== Task input

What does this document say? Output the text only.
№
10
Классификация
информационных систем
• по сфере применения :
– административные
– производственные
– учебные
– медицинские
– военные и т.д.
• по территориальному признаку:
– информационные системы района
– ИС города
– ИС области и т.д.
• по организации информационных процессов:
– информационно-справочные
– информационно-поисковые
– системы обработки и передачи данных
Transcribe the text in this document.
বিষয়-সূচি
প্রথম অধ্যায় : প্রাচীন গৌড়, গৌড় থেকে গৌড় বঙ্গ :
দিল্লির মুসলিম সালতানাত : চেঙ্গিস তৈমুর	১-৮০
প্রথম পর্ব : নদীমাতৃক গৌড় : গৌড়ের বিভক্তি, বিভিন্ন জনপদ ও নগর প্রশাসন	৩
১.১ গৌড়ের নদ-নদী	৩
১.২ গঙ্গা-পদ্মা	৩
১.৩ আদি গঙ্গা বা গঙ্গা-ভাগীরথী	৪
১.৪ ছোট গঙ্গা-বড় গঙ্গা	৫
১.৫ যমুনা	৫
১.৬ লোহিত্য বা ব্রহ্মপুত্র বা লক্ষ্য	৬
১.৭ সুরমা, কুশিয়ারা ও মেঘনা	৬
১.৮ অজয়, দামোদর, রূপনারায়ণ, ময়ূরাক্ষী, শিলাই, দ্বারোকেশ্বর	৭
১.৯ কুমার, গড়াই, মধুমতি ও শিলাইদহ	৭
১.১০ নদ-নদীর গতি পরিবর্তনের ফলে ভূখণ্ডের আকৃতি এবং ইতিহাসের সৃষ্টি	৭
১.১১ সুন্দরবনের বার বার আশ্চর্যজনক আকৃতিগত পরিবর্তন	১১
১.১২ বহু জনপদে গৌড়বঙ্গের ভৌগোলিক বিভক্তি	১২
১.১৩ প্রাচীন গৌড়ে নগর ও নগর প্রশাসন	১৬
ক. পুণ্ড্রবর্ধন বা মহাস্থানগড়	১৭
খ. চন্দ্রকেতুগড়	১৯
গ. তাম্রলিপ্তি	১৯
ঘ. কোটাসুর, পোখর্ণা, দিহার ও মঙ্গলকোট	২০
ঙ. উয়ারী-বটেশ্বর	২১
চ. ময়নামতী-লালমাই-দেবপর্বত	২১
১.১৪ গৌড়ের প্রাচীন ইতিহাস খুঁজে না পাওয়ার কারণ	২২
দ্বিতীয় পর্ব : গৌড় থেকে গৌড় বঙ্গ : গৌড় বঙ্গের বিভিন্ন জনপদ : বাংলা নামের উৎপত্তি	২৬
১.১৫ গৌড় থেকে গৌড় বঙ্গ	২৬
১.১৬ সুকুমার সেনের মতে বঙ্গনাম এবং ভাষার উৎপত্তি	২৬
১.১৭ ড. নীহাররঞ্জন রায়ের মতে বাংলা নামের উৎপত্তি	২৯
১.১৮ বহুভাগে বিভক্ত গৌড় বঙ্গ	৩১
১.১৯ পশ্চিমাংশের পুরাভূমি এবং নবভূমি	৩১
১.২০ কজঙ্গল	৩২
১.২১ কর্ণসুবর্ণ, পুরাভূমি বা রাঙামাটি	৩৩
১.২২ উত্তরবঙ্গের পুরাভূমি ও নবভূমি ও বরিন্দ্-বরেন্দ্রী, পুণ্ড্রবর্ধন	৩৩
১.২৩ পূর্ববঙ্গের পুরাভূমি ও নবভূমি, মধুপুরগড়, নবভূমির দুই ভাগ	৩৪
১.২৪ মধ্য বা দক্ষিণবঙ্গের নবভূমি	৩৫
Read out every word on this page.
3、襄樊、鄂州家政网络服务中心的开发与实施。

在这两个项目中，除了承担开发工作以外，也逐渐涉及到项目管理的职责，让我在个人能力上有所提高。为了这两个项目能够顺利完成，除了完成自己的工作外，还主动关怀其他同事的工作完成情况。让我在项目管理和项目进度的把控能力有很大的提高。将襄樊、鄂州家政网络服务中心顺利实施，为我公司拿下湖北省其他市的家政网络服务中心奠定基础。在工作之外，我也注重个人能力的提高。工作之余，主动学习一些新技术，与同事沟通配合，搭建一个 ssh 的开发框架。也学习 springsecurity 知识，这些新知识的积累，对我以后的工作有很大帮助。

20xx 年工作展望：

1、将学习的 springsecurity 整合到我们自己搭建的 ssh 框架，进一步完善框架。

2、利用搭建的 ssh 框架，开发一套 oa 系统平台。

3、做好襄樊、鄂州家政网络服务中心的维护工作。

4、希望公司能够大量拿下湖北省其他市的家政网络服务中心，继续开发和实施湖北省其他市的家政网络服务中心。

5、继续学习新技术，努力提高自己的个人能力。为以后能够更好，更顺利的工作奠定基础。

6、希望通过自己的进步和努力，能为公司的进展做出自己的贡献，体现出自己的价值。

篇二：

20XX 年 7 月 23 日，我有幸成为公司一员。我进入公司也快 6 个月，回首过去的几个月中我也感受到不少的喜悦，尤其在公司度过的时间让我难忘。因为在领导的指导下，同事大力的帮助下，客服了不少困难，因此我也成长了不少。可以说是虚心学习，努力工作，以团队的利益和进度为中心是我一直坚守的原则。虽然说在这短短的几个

====

• _Written task_:
Quote every record above exactly.

• _Expected output_:
What does this document say? Output the text only.
№
10
Классификация
информационных систем
• по сфере применения :
– административные
– производственные
– учебные
– медицинские
– военные и т.д.
• по территориальному признаку:
– информационные системы района
– ИС города
– ИС области и т.д.
• по организации информационных процессов:
– информационно-справочные
– информационно-поисковые
– системы обработки и передачи данных
Transcribe the text in this document.
বিষয়-সূচি
প্রথম অধ্যায় : প্রাচীন গৌড়, গৌড় থেকে গৌড় বঙ্গ :
দিল্লির মুসলিম সালতানাত : চেঙ্গিস তৈমুর	১-৮০
প্রথম পর্ব : নদীমাতৃক গৌড় : গৌড়ের বিভক্তি, বিভিন্ন জনপদ ও নগর প্রশাসন	৩
১.১ গৌড়ের নদ-নদী	৩
১.২ গঙ্গা-পদ্মা	৩
১.৩ আদি গঙ্গা বা গঙ্গা-ভাগীরথী	৪
১.৪ ছোট গঙ্গা-বড় গঙ্গা	৫
১.৫ যমুনা	৫
১.৬ লোহিত্য বা ব্রহ্মপুত্র বা লক্ষ্য	৬
১.৭ সুরমা, কুশিয়ারা ও মেঘনা	৬
১.৮ অজয়, দামোদর, রূপনারায়ণ, ময়ূরাক্ষী, শিলাই, দ্বারোকেশ্বর	৭
১.৯ কুমার, গড়াই, মধুমতি ও শিলাইদহ	৭
১.১০ নদ-নদীর গতি পরিবর্তনের ফলে ভূখণ্ডের আকৃতি এবং ইতিহাসের সৃষ্টি	৭
১.১১ সুন্দরবনের বার বার আশ্চর্যজনক আকৃতিগত পরিবর্তন	১১
১.১২ বহু জনপদে গৌড়বঙ্গের ভৌগোলিক বিভক্তি	১২
১.১৩ প্রাচীন গৌড়ে নগর ও নগর প্রশাসন	১৬
ক. পুণ্ড্রবর্ধন বা মহাস্থানগড়	১৭
খ. চন্দ্রকেতুগড়	১৯
গ. তাম্রলিপ্তি	১৯
ঘ. কোটাসুর, পোখর্ণা, দিহার ও মঙ্গলকোট	২০
ঙ. উয়ারী-বটেশ্বর	২১
চ. ময়নামতী-লালমাই-দেবপর্বত	২১
১.১৪ গৌড়ের প্রাচীন ইতিহাস খুঁজে না পাওয়ার কারণ	২২
দ্বিতীয় পর্ব : গৌড় থেকে গৌড় বঙ্গ : গৌড় বঙ্গের বিভিন্ন জনপদ : বাংলা নামের উৎপত্তি	২৬
১.১৫ গৌড় থেকে গৌড় বঙ্গ	২৬
১.১৬ সুকুমার সেনের মতে বঙ্গনাম এবং ভাষার উৎপত্তি	২৬
১.১৭ ড. নীহাররঞ্জন রায়ের মতে বাংলা নামের উৎপত্তি	২৯
১.১৮ বহুভাগে বিভক্ত গৌড় বঙ্গ	৩১
১.১৯ পশ্চিমাংশের পুরাভূমি এবং নবভূমি	৩১
১.২০ কজঙ্গল	৩২
১.২১ কর্ণসুবর্ণ, পুরাভূমি বা রাঙামাটি	৩৩
১.২২ উত্তরবঙ্গের পুরাভূমি ও নবভূমি ও বরিন্দ্-বরেন্দ্রী, পুণ্ড্রবর্ধন	৩৩
১.২৩ পূর্ববঙ্গের পুরাভূমি ও নবভূমি, মধুপুরগড়, নবভূমির দুই ভাগ	৩৪
১.২৪ মধ্য বা দক্ষিণবঙ্গের নবভূমি	৩৫
Read out every word on this page.
3、襄樊、鄂州家政网络服务中心的开发与实施。

在这两个项目中，除了承担开发工作以外，也逐渐涉及到项目管理的职责，让我在个人能力上有所提高。为了这两个项目能够顺利完成，除了完成自己的工作外，还主动关怀其他同事的工作完成情况。让我在项目管理和项目进度的把控能力有很大的提高。将襄樊、鄂州家政网络服务中心顺利实施，为我公司拿下湖北省其他市的家政网络服务中心奠定基础。在工作之外，我也注重个人能力的提高。工作之余，主动学习一些新技术，与同事沟通配合，搭建一个 ssh 的开发框架。也学习 springsecurity 知识，这些新知识的积累，对我以后的工作有很大帮助。

20xx 年工作展望：

1、将学习的 springsecurity 整合到我们自己搭建的 ssh 框架，进一步完善框架。

2、利用搭建的 ssh 框架，开发一套 oa 系统平台。

3、做好襄樊、鄂州家政网络服务中心的维护工作。

4、希望公司能够大量拿下湖北省其他市的家政网络服务中心，继续开发和实施湖北省其他市的家政网络服务中心。

5、继续学习新技术，努力提高自己的个人能力。为以后能够更好，更顺利的工作奠定基础。

6、希望通过自己的进步和努力，能为公司的进展做出自己的贡献，体现出自己的价值。

篇二：

20XX 年 7 月 23 日，我有幸成为公司一员。我进入公司也快 6 个月，回首过去的几个月中我也感受到不少的喜悦，尤其在公司度过的时间让我难忘。因为在领导的指导下，同事大力的帮助下，客服了不少困难，因此我也成长了不少。可以说是虚心学习，努力工作，以团队的利益和进度为中心是我一直坚守的原则。虽然说在这短短的几个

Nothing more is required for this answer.